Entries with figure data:
========
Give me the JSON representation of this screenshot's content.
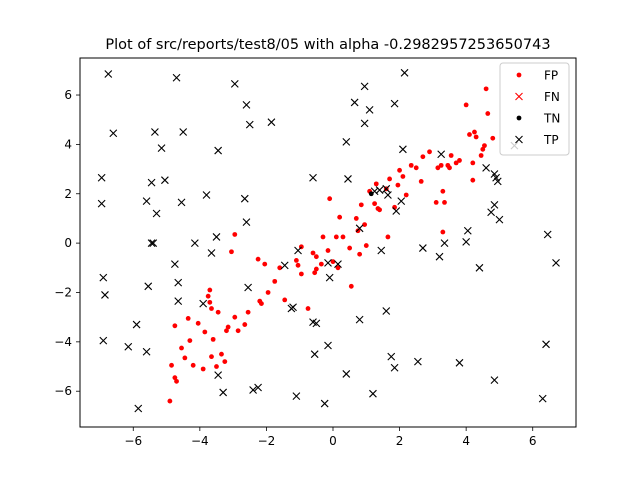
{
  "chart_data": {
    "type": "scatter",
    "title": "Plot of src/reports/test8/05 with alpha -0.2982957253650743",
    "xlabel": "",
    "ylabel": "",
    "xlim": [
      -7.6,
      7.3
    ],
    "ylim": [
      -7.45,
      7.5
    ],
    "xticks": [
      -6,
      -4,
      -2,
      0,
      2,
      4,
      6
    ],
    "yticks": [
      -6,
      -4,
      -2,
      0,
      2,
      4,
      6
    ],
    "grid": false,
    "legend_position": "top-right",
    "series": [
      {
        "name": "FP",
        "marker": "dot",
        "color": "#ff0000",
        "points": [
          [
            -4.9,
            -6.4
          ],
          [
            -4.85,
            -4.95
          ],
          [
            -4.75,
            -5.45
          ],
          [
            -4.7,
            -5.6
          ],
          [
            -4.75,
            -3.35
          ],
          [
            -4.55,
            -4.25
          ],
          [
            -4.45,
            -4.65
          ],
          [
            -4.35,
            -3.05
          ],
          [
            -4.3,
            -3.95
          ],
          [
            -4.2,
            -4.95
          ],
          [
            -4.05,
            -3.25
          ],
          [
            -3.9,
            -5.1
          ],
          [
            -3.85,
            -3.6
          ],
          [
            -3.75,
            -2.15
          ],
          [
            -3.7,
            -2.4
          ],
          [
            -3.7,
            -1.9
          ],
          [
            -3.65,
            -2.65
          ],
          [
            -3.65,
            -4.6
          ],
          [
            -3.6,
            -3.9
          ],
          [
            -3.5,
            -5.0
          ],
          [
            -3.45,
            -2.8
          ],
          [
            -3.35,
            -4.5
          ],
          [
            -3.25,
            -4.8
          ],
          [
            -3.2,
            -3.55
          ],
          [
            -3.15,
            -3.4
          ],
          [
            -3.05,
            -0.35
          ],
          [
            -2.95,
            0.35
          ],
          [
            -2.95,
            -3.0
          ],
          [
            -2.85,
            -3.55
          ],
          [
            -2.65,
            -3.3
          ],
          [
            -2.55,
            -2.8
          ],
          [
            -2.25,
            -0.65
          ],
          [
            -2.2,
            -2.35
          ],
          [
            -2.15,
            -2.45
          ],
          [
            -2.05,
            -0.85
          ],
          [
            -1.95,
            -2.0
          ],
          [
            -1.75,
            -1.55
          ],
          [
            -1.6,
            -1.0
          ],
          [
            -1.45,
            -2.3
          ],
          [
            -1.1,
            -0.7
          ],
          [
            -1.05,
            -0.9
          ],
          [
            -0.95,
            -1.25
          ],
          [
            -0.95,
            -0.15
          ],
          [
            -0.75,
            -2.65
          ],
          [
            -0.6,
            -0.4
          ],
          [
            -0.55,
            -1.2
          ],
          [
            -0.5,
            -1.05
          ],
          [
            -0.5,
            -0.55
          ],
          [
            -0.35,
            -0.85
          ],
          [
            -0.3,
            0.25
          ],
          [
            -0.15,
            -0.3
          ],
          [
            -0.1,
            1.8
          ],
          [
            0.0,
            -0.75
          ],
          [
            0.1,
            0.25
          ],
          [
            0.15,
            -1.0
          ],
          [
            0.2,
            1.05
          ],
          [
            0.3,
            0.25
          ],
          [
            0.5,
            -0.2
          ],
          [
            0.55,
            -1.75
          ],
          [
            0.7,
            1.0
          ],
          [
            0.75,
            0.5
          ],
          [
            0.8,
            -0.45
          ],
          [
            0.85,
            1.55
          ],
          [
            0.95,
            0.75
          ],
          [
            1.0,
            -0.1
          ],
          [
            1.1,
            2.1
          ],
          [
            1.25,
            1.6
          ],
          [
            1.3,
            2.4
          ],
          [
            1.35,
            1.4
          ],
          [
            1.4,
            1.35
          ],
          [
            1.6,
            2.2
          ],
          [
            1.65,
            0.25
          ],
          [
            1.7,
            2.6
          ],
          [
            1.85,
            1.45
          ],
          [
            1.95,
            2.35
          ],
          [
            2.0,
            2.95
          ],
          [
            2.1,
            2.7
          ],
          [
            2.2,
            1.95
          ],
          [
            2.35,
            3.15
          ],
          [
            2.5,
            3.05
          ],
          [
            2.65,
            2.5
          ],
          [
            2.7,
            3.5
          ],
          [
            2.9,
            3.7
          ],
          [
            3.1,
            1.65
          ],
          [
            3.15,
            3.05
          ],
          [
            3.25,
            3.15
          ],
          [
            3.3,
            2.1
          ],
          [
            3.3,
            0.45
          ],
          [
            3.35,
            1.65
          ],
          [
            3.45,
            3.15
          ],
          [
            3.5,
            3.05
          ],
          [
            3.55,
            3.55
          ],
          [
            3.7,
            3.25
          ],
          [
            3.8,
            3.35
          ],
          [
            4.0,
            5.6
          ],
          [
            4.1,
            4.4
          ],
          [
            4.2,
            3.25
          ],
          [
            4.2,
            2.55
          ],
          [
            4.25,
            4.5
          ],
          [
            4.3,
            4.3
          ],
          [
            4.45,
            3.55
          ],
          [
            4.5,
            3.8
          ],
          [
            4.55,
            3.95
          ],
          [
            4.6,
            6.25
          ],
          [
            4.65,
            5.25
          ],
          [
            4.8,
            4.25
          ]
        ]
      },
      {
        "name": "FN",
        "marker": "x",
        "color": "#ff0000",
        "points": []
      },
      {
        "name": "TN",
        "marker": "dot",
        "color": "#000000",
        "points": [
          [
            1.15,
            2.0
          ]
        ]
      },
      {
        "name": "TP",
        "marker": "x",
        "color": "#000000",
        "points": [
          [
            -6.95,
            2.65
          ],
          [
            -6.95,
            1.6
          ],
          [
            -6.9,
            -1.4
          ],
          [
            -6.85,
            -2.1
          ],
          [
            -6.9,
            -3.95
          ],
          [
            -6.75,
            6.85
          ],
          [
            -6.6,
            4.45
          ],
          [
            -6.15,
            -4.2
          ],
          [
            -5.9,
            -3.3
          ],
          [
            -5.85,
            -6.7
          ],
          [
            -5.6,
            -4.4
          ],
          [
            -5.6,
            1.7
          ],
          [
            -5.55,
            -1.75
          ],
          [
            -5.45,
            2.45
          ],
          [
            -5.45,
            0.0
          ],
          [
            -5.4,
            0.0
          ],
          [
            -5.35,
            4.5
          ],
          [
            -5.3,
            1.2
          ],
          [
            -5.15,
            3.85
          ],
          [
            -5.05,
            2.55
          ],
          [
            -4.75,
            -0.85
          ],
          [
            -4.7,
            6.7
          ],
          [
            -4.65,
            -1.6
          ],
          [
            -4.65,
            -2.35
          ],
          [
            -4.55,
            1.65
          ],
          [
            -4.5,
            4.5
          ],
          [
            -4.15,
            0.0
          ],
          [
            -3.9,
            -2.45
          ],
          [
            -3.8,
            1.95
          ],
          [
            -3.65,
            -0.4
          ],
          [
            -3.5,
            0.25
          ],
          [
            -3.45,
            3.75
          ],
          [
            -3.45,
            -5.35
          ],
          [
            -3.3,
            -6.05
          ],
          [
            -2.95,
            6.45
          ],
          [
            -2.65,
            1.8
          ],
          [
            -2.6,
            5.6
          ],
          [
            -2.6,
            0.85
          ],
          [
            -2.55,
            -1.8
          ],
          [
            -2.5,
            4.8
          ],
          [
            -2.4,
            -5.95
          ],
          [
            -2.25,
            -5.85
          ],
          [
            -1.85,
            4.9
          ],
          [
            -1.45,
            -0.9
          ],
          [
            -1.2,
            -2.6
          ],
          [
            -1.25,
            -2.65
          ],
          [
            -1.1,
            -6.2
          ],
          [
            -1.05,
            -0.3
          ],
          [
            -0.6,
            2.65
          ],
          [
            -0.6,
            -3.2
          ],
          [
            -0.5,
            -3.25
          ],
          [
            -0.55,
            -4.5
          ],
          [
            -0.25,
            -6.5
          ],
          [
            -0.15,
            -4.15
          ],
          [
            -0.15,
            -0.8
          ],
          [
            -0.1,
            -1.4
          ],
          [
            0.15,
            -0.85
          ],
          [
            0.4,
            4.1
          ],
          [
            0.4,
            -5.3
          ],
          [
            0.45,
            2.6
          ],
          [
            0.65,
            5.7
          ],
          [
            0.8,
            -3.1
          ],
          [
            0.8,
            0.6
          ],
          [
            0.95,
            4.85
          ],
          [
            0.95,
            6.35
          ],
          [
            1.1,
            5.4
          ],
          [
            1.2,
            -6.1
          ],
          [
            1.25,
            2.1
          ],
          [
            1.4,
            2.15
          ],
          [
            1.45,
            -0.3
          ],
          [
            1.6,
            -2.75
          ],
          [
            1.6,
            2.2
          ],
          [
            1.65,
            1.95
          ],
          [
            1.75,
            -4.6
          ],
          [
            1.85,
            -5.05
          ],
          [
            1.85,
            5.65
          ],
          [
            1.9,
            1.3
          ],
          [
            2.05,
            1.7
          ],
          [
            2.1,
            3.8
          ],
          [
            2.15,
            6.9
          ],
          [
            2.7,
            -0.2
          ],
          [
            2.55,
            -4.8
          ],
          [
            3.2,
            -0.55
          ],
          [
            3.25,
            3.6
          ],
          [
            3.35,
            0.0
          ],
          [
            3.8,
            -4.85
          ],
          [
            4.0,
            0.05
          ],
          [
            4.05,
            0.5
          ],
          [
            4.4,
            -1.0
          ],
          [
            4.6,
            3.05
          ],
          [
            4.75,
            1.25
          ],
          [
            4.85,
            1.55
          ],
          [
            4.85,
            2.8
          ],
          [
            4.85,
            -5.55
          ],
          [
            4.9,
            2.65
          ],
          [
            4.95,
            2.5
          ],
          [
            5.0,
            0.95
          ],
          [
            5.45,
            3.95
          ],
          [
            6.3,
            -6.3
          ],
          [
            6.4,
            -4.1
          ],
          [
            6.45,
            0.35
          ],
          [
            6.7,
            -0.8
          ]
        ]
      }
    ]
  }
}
========
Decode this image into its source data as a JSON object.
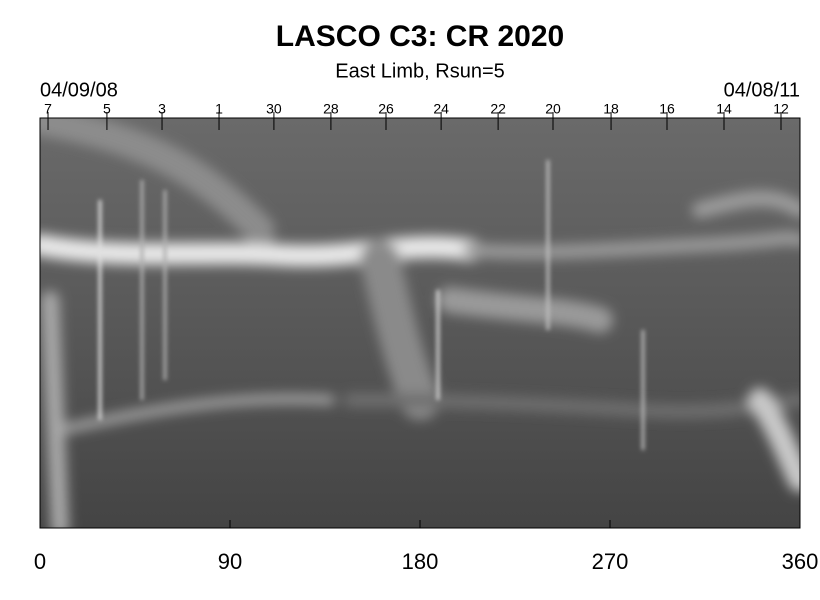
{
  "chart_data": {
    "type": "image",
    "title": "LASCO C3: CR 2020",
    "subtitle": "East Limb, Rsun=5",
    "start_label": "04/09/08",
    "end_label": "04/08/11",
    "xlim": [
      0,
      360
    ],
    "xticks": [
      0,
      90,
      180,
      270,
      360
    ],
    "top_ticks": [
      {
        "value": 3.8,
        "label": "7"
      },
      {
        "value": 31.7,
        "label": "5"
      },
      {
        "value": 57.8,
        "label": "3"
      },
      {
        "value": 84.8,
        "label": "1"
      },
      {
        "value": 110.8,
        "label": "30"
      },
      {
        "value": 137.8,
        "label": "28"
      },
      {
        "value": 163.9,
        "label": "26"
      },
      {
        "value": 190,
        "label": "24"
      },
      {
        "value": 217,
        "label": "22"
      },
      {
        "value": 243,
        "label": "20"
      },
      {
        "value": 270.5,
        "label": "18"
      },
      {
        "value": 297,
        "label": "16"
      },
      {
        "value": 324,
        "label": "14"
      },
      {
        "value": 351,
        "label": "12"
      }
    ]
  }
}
========
Task statement
Tally the lines of the listing in which the word "JSON" occurs, and state the total alone.

Output below
2